* START DATA *

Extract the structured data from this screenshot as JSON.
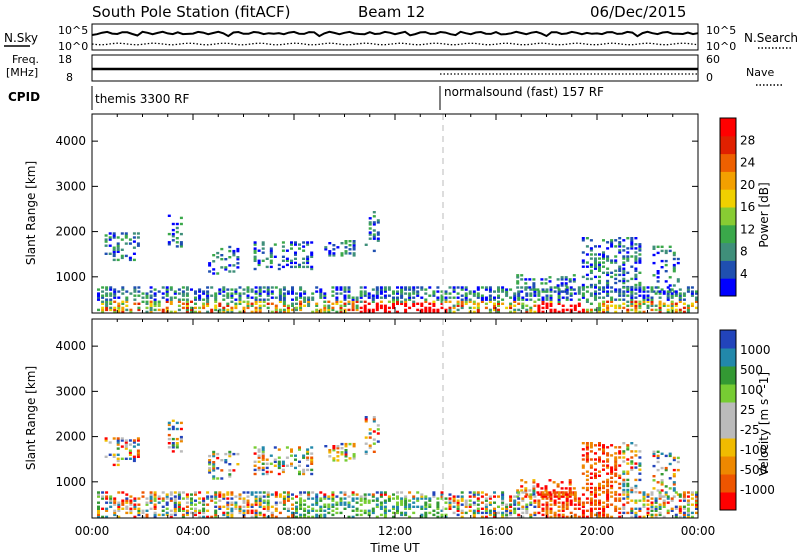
{
  "header": {
    "station": "South Pole Station (fitACF)",
    "beam": "Beam 12",
    "date": "06/Dec/2015"
  },
  "summary": {
    "nsky": {
      "label": "N.Sky",
      "top_label": "10^5",
      "bottom_label": "10^0"
    },
    "nsearch": {
      "label": "N.Search",
      "top_label": "10^5",
      "bottom_label": "10^0"
    },
    "freq": {
      "label_line1": "Freq.",
      "label_line2": "[MHz]",
      "top_label": "18",
      "bottom_label": "8"
    },
    "nave": {
      "label": "Nave",
      "top_label": "60",
      "bottom_label": "0"
    },
    "cpid": {
      "label": "CPID",
      "modes": [
        {
          "label": "themis 3300 RF",
          "start_hour": 0
        },
        {
          "label": "normalsound (fast) 157 RF",
          "start_hour": 14
        }
      ]
    }
  },
  "colors": {
    "power_scale": [
      "#0000ff",
      "#1f4fb0",
      "#3f8f7a",
      "#3aa84a",
      "#88cc33",
      "#f0d000",
      "#f3a000",
      "#ee6000",
      "#e02000",
      "#ff0000"
    ],
    "velocity_scale": [
      "#ff0000",
      "#ee5500",
      "#ee8800",
      "#f0bb00",
      "#bbbbbb",
      "#bbbbbb",
      "#77cc33",
      "#339933",
      "#2288aa",
      "#2244bb"
    ]
  },
  "chart_data": [
    {
      "type": "heatmap",
      "panel": "power",
      "xlabel": "",
      "ylabel": "Slant Range [km]",
      "yticks": [
        "1000",
        "2000",
        "3000",
        "4000"
      ],
      "ylim": [
        200,
        4600
      ],
      "xlim_hours": [
        0,
        24
      ],
      "colorbar": {
        "label": "Power [dB]",
        "ticks": [
          "4",
          "8",
          "12",
          "16",
          "20",
          "24",
          "28"
        ],
        "range": [
          0,
          32
        ]
      }
    },
    {
      "type": "heatmap",
      "panel": "velocity",
      "xlabel": "Time UT",
      "ylabel": "Slant Range [km]",
      "yticks": [
        "1000",
        "2000",
        "3000",
        "4000"
      ],
      "ylim": [
        200,
        4600
      ],
      "xlim_hours": [
        0,
        24
      ],
      "xticks": [
        "00:00",
        "04:00",
        "08:00",
        "12:00",
        "16:00",
        "20:00",
        "00:00"
      ],
      "colorbar": {
        "label": "Velocity [m s^-1]",
        "ticks": [
          "1000",
          "500",
          "100",
          "25",
          "-25",
          "-100",
          "-500",
          "-1000"
        ]
      }
    }
  ]
}
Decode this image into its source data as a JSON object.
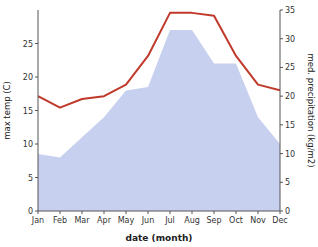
{
  "chart_data": {
    "type": "area",
    "categories": [
      "Jan",
      "Feb",
      "Mar",
      "Apr",
      "May",
      "Jun",
      "Jul",
      "Aug",
      "Sep",
      "Oct",
      "Nov",
      "Dec"
    ],
    "xlabel": "date (month)",
    "ylabel": "max temp (C)",
    "y2label": "med. precipitation (kg/m2)",
    "ylim": [
      0,
      30
    ],
    "yticks": [
      0,
      5,
      10,
      15,
      20,
      25
    ],
    "y2lim": [
      0,
      35
    ],
    "y2ticks": [
      0,
      5,
      10,
      15,
      20,
      25,
      30,
      35
    ],
    "grid": false,
    "series": [
      {
        "type": "area",
        "color": "#c8d0f0",
        "values": [
          8.5,
          8.0,
          11.0,
          14.0,
          18.0,
          18.5,
          27.0,
          27.0,
          22.0,
          22.0,
          14.0,
          10.0
        ]
      },
      {
        "type": "line",
        "axis": "y2",
        "color": "#c0392b",
        "values": [
          20.0,
          18.0,
          19.5,
          20.0,
          22.0,
          27.0,
          34.5,
          34.5,
          34.0,
          27.0,
          22.0,
          21.0
        ]
      }
    ]
  }
}
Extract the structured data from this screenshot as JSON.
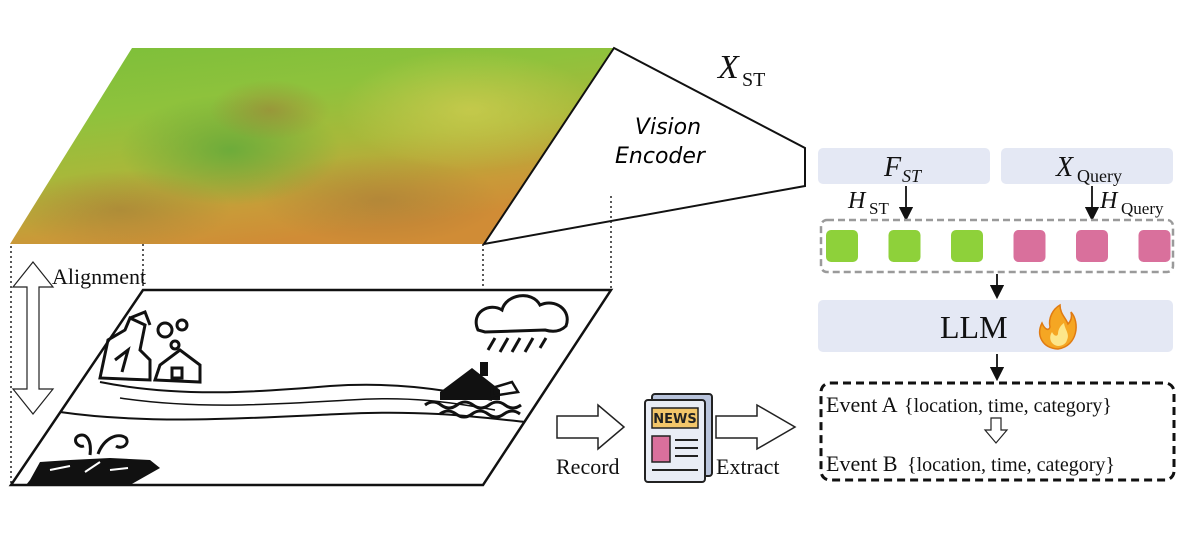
{
  "labels": {
    "x_st": "X",
    "x_st_sub": "ST",
    "vision_encoder_line1": "Vision",
    "vision_encoder_line2": "Encoder",
    "alignment": "Alignment",
    "f_st": "F",
    "f_st_sub": "ST",
    "x_query": "X",
    "x_query_sub": "Query",
    "h_st": "H",
    "h_st_sub": "ST",
    "h_query": "H",
    "h_query_sub": "Query",
    "llm": "LLM",
    "record": "Record",
    "extract": "Extract",
    "news": "NEWS",
    "event_a_name": "Event A",
    "event_a_fields": "{location, time, category}",
    "event_b_name": "Event B",
    "event_b_fields": "{location, time, category}"
  },
  "tokens": [
    {
      "type": "st",
      "color": "#8ed13a"
    },
    {
      "type": "st",
      "color": "#8ed13a"
    },
    {
      "type": "st",
      "color": "#8ed13a"
    },
    {
      "type": "query",
      "color": "#d9709c"
    },
    {
      "type": "query",
      "color": "#d9709c"
    },
    {
      "type": "query",
      "color": "#d9709c"
    }
  ],
  "colors": {
    "panel": "#e4e8f4",
    "flame": "#f5a623",
    "news_body": "#e9edf6"
  }
}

* END DATA *

TASK STATEMENT: Quote the listing above in full, except for the pictures.

FINISHED EXERCISE:
Extract the structured data from this screenshot as JSON.
{
  "header": {
    "station": "South Pole Station (fitACF)",
    "beam": "Beam 12",
    "date": "06/Dec/2015"
  },
  "summary": {
    "nsky": {
      "label": "N.Sky",
      "top_label": "10^5",
      "bottom_label": "10^0"
    },
    "nsearch": {
      "label": "N.Search",
      "top_label": "10^5",
      "bottom_label": "10^0"
    },
    "freq": {
      "label_line1": "Freq.",
      "label_line2": "[MHz]",
      "top_label": "18",
      "bottom_label": "8"
    },
    "nave": {
      "label": "Nave",
      "top_label": "60",
      "bottom_label": "0"
    },
    "cpid": {
      "label": "CPID",
      "modes": [
        {
          "label": "themis 3300 RF",
          "start_hour": 0
        },
        {
          "label": "normalsound (fast) 157 RF",
          "start_hour": 14
        }
      ]
    }
  },
  "colors": {
    "power_scale": [
      "#0000ff",
      "#1f4fb0",
      "#3f8f7a",
      "#3aa84a",
      "#88cc33",
      "#f0d000",
      "#f3a000",
      "#ee6000",
      "#e02000",
      "#ff0000"
    ],
    "velocity_scale": [
      "#ff0000",
      "#ee5500",
      "#ee8800",
      "#f0bb00",
      "#bbbbbb",
      "#bbbbbb",
      "#77cc33",
      "#339933",
      "#2288aa",
      "#2244bb"
    ]
  },
  "chart_data": [
    {
      "type": "heatmap",
      "panel": "power",
      "xlabel": "",
      "ylabel": "Slant Range [km]",
      "yticks": [
        "1000",
        "2000",
        "3000",
        "4000"
      ],
      "ylim": [
        200,
        4600
      ],
      "xlim_hours": [
        0,
        24
      ],
      "colorbar": {
        "label": "Power [dB]",
        "ticks": [
          "4",
          "8",
          "12",
          "16",
          "20",
          "24",
          "28"
        ],
        "range": [
          0,
          32
        ]
      }
    },
    {
      "type": "heatmap",
      "panel": "velocity",
      "xlabel": "Time UT",
      "ylabel": "Slant Range [km]",
      "yticks": [
        "1000",
        "2000",
        "3000",
        "4000"
      ],
      "ylim": [
        200,
        4600
      ],
      "xlim_hours": [
        0,
        24
      ],
      "xticks": [
        "00:00",
        "04:00",
        "08:00",
        "12:00",
        "16:00",
        "20:00",
        "00:00"
      ],
      "colorbar": {
        "label": "Velocity [m s^-1]",
        "ticks": [
          "1000",
          "500",
          "100",
          "25",
          "-25",
          "-100",
          "-500",
          "-1000"
        ]
      }
    }
  ]
}
Decode this image into its source data as a JSON object.
{
  "chart_data": {
    "type": "area",
    "categories": [
      "Jan",
      "Feb",
      "Mar",
      "Apr",
      "May",
      "Jun",
      "Jul",
      "Aug",
      "Sep",
      "Oct",
      "Nov",
      "Dec"
    ],
    "xlabel": "date (month)",
    "ylabel": "max temp (C)",
    "y2label": "med. precipitation (kg/m2)",
    "ylim": [
      0,
      30
    ],
    "yticks": [
      0,
      5,
      10,
      15,
      20,
      25
    ],
    "y2lim": [
      0,
      35
    ],
    "y2ticks": [
      0,
      5,
      10,
      15,
      20,
      25,
      30,
      35
    ],
    "grid": false,
    "series": [
      {
        "type": "area",
        "color": "#c8d0f0",
        "values": [
          8.5,
          8.0,
          11.0,
          14.0,
          18.0,
          18.5,
          27.0,
          27.0,
          22.0,
          22.0,
          14.0,
          10.0
        ]
      },
      {
        "type": "line",
        "axis": "y2",
        "color": "#c0392b",
        "values": [
          20.0,
          18.0,
          19.5,
          20.0,
          22.0,
          27.0,
          34.5,
          34.5,
          34.0,
          27.0,
          22.0,
          21.0
        ]
      }
    ]
  }
}
Extract the structured data from this screenshot as JSON.
{
  "labels": {
    "x_st": "X",
    "x_st_sub": "ST",
    "vision_encoder_line1": "Vision",
    "vision_encoder_line2": "Encoder",
    "alignment": "Alignment",
    "f_st": "F",
    "f_st_sub": "ST",
    "x_query": "X",
    "x_query_sub": "Query",
    "h_st": "H",
    "h_st_sub": "ST",
    "h_query": "H",
    "h_query_sub": "Query",
    "llm": "LLM",
    "record": "Record",
    "extract": "Extract",
    "news": "NEWS",
    "event_a_name": "Event A",
    "event_a_fields": "{location, time, category}",
    "event_b_name": "Event B",
    "event_b_fields": "{location, time, category}"
  },
  "tokens": [
    {
      "type": "st",
      "color": "#8ed13a"
    },
    {
      "type": "st",
      "color": "#8ed13a"
    },
    {
      "type": "st",
      "color": "#8ed13a"
    },
    {
      "type": "query",
      "color": "#d9709c"
    },
    {
      "type": "query",
      "color": "#d9709c"
    },
    {
      "type": "query",
      "color": "#d9709c"
    }
  ],
  "colors": {
    "panel": "#e4e8f4",
    "flame": "#f5a623",
    "news_body": "#e9edf6"
  }
}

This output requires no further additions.